-- The task --
Output each entry below as it stands, leaving out every picture.

Dataset rows about figures:

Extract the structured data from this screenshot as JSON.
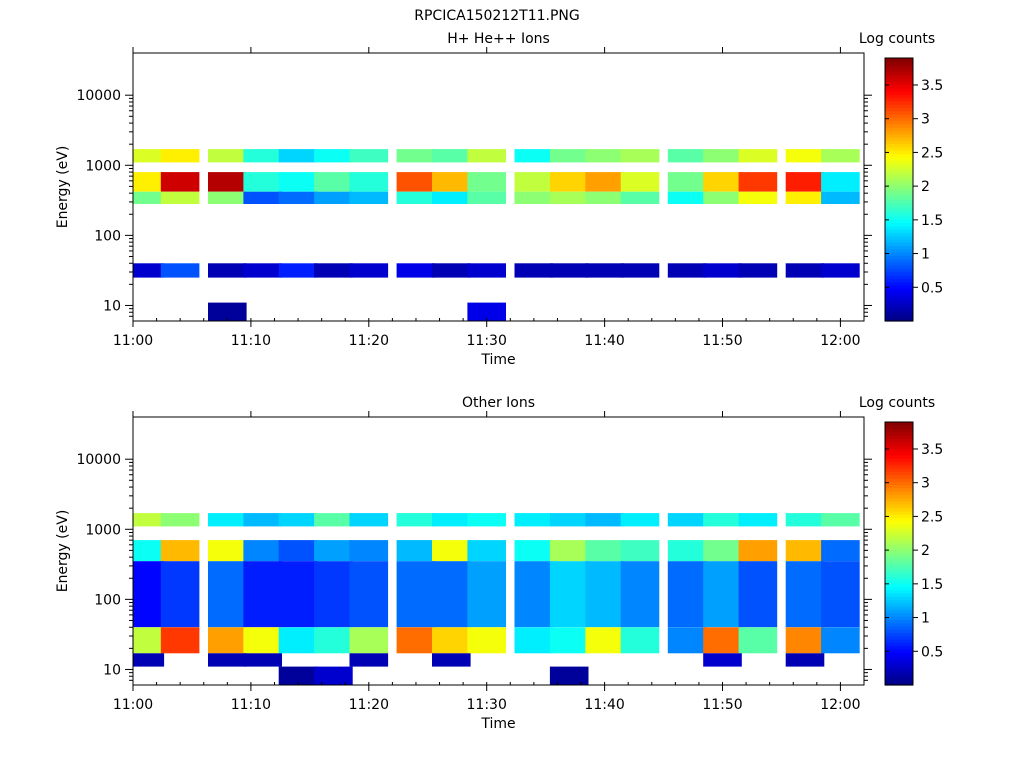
{
  "page_title": "RPCICA150212T11.PNG",
  "chart_data": [
    {
      "type": "heatmap",
      "title": "H+ He++ Ions",
      "xlabel": "Time",
      "ylabel": "Energy (eV)",
      "y_scale": "log",
      "xlim": [
        "11:00",
        "12:02"
      ],
      "ylim": [
        6,
        40000
      ],
      "x_ticks": [
        "11:00",
        "11:10",
        "11:20",
        "11:30",
        "11:40",
        "11:50",
        "12:00"
      ],
      "y_ticks": [
        "10",
        "100",
        "1000",
        "10000"
      ],
      "colorbar": {
        "label": "Log counts",
        "range": [
          0,
          3.9
        ],
        "ticks": [
          "0.5",
          "1",
          "1.5",
          "2",
          "2.5",
          "3",
          "3.5"
        ]
      },
      "time_bins": [
        "11:01",
        "11:04",
        "11:08",
        "11:11",
        "11:14",
        "11:17",
        "11:20",
        "11:24",
        "11:27",
        "11:30",
        "11:34",
        "11:37",
        "11:40",
        "11:43",
        "11:47",
        "11:50",
        "11:53",
        "11:57",
        "12:00"
      ],
      "bands": [
        {
          "energy": [
            1100,
            1700
          ],
          "values": [
            2.3,
            2.5,
            2.2,
            1.6,
            1.3,
            1.5,
            1.7,
            1.9,
            1.8,
            2.2,
            1.5,
            1.9,
            2.0,
            2.1,
            1.8,
            2.0,
            2.3,
            2.4,
            2.1
          ]
        },
        {
          "energy": [
            420,
            800
          ],
          "values": [
            2.5,
            3.6,
            3.7,
            1.6,
            1.5,
            1.8,
            1.6,
            3.1,
            2.7,
            1.9,
            2.2,
            2.6,
            2.8,
            2.3,
            1.9,
            2.6,
            3.2,
            3.3,
            1.4
          ]
        },
        {
          "energy": [
            280,
            420
          ],
          "values": [
            1.9,
            2.2,
            2.0,
            0.8,
            0.9,
            1.1,
            1.2,
            1.6,
            1.4,
            1.8,
            2.0,
            2.1,
            2.0,
            1.8,
            1.5,
            2.0,
            2.4,
            2.5,
            1.2
          ]
        },
        {
          "energy": [
            25,
            40
          ],
          "values": [
            0.3,
            0.8,
            0.2,
            0.3,
            0.6,
            0.2,
            0.3,
            0.4,
            0.2,
            0.3,
            0.2,
            0.2,
            0.2,
            0.2,
            0.2,
            0.3,
            0.2,
            0.2,
            0.3
          ]
        },
        {
          "energy": [
            6,
            11
          ],
          "values": [
            null,
            null,
            0.1,
            null,
            null,
            null,
            null,
            null,
            null,
            0.4,
            null,
            null,
            null,
            null,
            null,
            null,
            null,
            null,
            null
          ]
        }
      ]
    },
    {
      "type": "heatmap",
      "title": "Other Ions",
      "xlabel": "Time",
      "ylabel": "Energy (eV)",
      "y_scale": "log",
      "xlim": [
        "11:00",
        "12:02"
      ],
      "ylim": [
        6,
        40000
      ],
      "x_ticks": [
        "11:00",
        "11:10",
        "11:20",
        "11:30",
        "11:40",
        "11:50",
        "12:00"
      ],
      "y_ticks": [
        "10",
        "100",
        "1000",
        "10000"
      ],
      "colorbar": {
        "label": "Log counts",
        "range": [
          0,
          3.9
        ],
        "ticks": [
          "0.5",
          "1",
          "1.5",
          "2",
          "2.5",
          "3",
          "3.5"
        ]
      },
      "time_bins": [
        "11:01",
        "11:04",
        "11:08",
        "11:11",
        "11:14",
        "11:17",
        "11:20",
        "11:24",
        "11:27",
        "11:30",
        "11:34",
        "11:37",
        "11:40",
        "11:43",
        "11:47",
        "11:50",
        "11:53",
        "11:57",
        "12:00"
      ],
      "bands": [
        {
          "energy": [
            1100,
            1700
          ],
          "values": [
            2.2,
            2.0,
            1.4,
            1.2,
            1.3,
            1.8,
            1.3,
            1.6,
            1.4,
            1.5,
            1.4,
            1.3,
            1.2,
            1.4,
            1.3,
            1.6,
            1.4,
            1.6,
            1.8
          ]
        },
        {
          "energy": [
            350,
            700
          ],
          "values": [
            1.5,
            2.7,
            2.4,
            1.0,
            0.8,
            1.1,
            1.0,
            1.2,
            2.4,
            1.3,
            1.5,
            2.1,
            1.8,
            1.7,
            1.6,
            1.9,
            2.8,
            2.7,
            0.9
          ]
        },
        {
          "energy": [
            40,
            350
          ],
          "values": [
            0.5,
            0.7,
            0.9,
            0.6,
            0.6,
            0.7,
            0.8,
            0.9,
            0.9,
            1.1,
            1.0,
            1.3,
            1.2,
            1.0,
            0.9,
            1.1,
            0.8,
            0.9,
            0.8
          ]
        },
        {
          "energy": [
            17,
            40
          ],
          "values": [
            2.2,
            3.2,
            2.8,
            2.4,
            1.4,
            1.6,
            2.1,
            3.0,
            2.6,
            2.4,
            1.4,
            1.5,
            2.4,
            1.6,
            1.0,
            3.0,
            1.8,
            2.9,
            1.0
          ]
        },
        {
          "energy": [
            11,
            17
          ],
          "values": [
            0.2,
            null,
            0.2,
            0.2,
            null,
            null,
            0.2,
            null,
            0.2,
            null,
            null,
            null,
            null,
            null,
            null,
            0.3,
            null,
            0.2,
            null
          ]
        },
        {
          "energy": [
            6,
            11
          ],
          "values": [
            null,
            null,
            null,
            null,
            0.1,
            0.3,
            null,
            null,
            null,
            null,
            null,
            0.1,
            null,
            null,
            null,
            null,
            null,
            null,
            null
          ]
        }
      ]
    }
  ]
}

-- Finished task --
Extract the structured data from this screenshot as JSON.
{
  "page_title": "RPCICA150212T11.PNG",
  "chart_data": [
    {
      "type": "heatmap",
      "title": "H+ He++ Ions",
      "xlabel": "Time",
      "ylabel": "Energy (eV)",
      "y_scale": "log",
      "xlim": [
        "11:00",
        "12:02"
      ],
      "ylim": [
        6,
        40000
      ],
      "x_ticks": [
        "11:00",
        "11:10",
        "11:20",
        "11:30",
        "11:40",
        "11:50",
        "12:00"
      ],
      "y_ticks": [
        "10",
        "100",
        "1000",
        "10000"
      ],
      "colorbar": {
        "label": "Log counts",
        "range": [
          0,
          3.9
        ],
        "ticks": [
          "0.5",
          "1",
          "1.5",
          "2",
          "2.5",
          "3",
          "3.5"
        ]
      },
      "time_bins": [
        "11:01",
        "11:04",
        "11:08",
        "11:11",
        "11:14",
        "11:17",
        "11:20",
        "11:24",
        "11:27",
        "11:30",
        "11:34",
        "11:37",
        "11:40",
        "11:43",
        "11:47",
        "11:50",
        "11:53",
        "11:57",
        "12:00"
      ],
      "bands": [
        {
          "energy": [
            1100,
            1700
          ],
          "values": [
            2.3,
            2.5,
            2.2,
            1.6,
            1.3,
            1.5,
            1.7,
            1.9,
            1.8,
            2.2,
            1.5,
            1.9,
            2.0,
            2.1,
            1.8,
            2.0,
            2.3,
            2.4,
            2.1
          ]
        },
        {
          "energy": [
            420,
            800
          ],
          "values": [
            2.5,
            3.6,
            3.7,
            1.6,
            1.5,
            1.8,
            1.6,
            3.1,
            2.7,
            1.9,
            2.2,
            2.6,
            2.8,
            2.3,
            1.9,
            2.6,
            3.2,
            3.3,
            1.4
          ]
        },
        {
          "energy": [
            280,
            420
          ],
          "values": [
            1.9,
            2.2,
            2.0,
            0.8,
            0.9,
            1.1,
            1.2,
            1.6,
            1.4,
            1.8,
            2.0,
            2.1,
            2.0,
            1.8,
            1.5,
            2.0,
            2.4,
            2.5,
            1.2
          ]
        },
        {
          "energy": [
            25,
            40
          ],
          "values": [
            0.3,
            0.8,
            0.2,
            0.3,
            0.6,
            0.2,
            0.3,
            0.4,
            0.2,
            0.3,
            0.2,
            0.2,
            0.2,
            0.2,
            0.2,
            0.3,
            0.2,
            0.2,
            0.3
          ]
        },
        {
          "energy": [
            6,
            11
          ],
          "values": [
            null,
            null,
            0.1,
            null,
            null,
            null,
            null,
            null,
            null,
            0.4,
            null,
            null,
            null,
            null,
            null,
            null,
            null,
            null,
            null
          ]
        }
      ]
    },
    {
      "type": "heatmap",
      "title": "Other Ions",
      "xlabel": "Time",
      "ylabel": "Energy (eV)",
      "y_scale": "log",
      "xlim": [
        "11:00",
        "12:02"
      ],
      "ylim": [
        6,
        40000
      ],
      "x_ticks": [
        "11:00",
        "11:10",
        "11:20",
        "11:30",
        "11:40",
        "11:50",
        "12:00"
      ],
      "y_ticks": [
        "10",
        "100",
        "1000",
        "10000"
      ],
      "colorbar": {
        "label": "Log counts",
        "range": [
          0,
          3.9
        ],
        "ticks": [
          "0.5",
          "1",
          "1.5",
          "2",
          "2.5",
          "3",
          "3.5"
        ]
      },
      "time_bins": [
        "11:01",
        "11:04",
        "11:08",
        "11:11",
        "11:14",
        "11:17",
        "11:20",
        "11:24",
        "11:27",
        "11:30",
        "11:34",
        "11:37",
        "11:40",
        "11:43",
        "11:47",
        "11:50",
        "11:53",
        "11:57",
        "12:00"
      ],
      "bands": [
        {
          "energy": [
            1100,
            1700
          ],
          "values": [
            2.2,
            2.0,
            1.4,
            1.2,
            1.3,
            1.8,
            1.3,
            1.6,
            1.4,
            1.5,
            1.4,
            1.3,
            1.2,
            1.4,
            1.3,
            1.6,
            1.4,
            1.6,
            1.8
          ]
        },
        {
          "energy": [
            350,
            700
          ],
          "values": [
            1.5,
            2.7,
            2.4,
            1.0,
            0.8,
            1.1,
            1.0,
            1.2,
            2.4,
            1.3,
            1.5,
            2.1,
            1.8,
            1.7,
            1.6,
            1.9,
            2.8,
            2.7,
            0.9
          ]
        },
        {
          "energy": [
            40,
            350
          ],
          "values": [
            0.5,
            0.7,
            0.9,
            0.6,
            0.6,
            0.7,
            0.8,
            0.9,
            0.9,
            1.1,
            1.0,
            1.3,
            1.2,
            1.0,
            0.9,
            1.1,
            0.8,
            0.9,
            0.8
          ]
        },
        {
          "energy": [
            17,
            40
          ],
          "values": [
            2.2,
            3.2,
            2.8,
            2.4,
            1.4,
            1.6,
            2.1,
            3.0,
            2.6,
            2.4,
            1.4,
            1.5,
            2.4,
            1.6,
            1.0,
            3.0,
            1.8,
            2.9,
            1.0
          ]
        },
        {
          "energy": [
            11,
            17
          ],
          "values": [
            0.2,
            null,
            0.2,
            0.2,
            null,
            null,
            0.2,
            null,
            0.2,
            null,
            null,
            null,
            null,
            null,
            null,
            0.3,
            null,
            0.2,
            null
          ]
        },
        {
          "energy": [
            6,
            11
          ],
          "values": [
            null,
            null,
            null,
            null,
            0.1,
            0.3,
            null,
            null,
            null,
            null,
            null,
            0.1,
            null,
            null,
            null,
            null,
            null,
            null,
            null
          ]
        }
      ]
    }
  ]
}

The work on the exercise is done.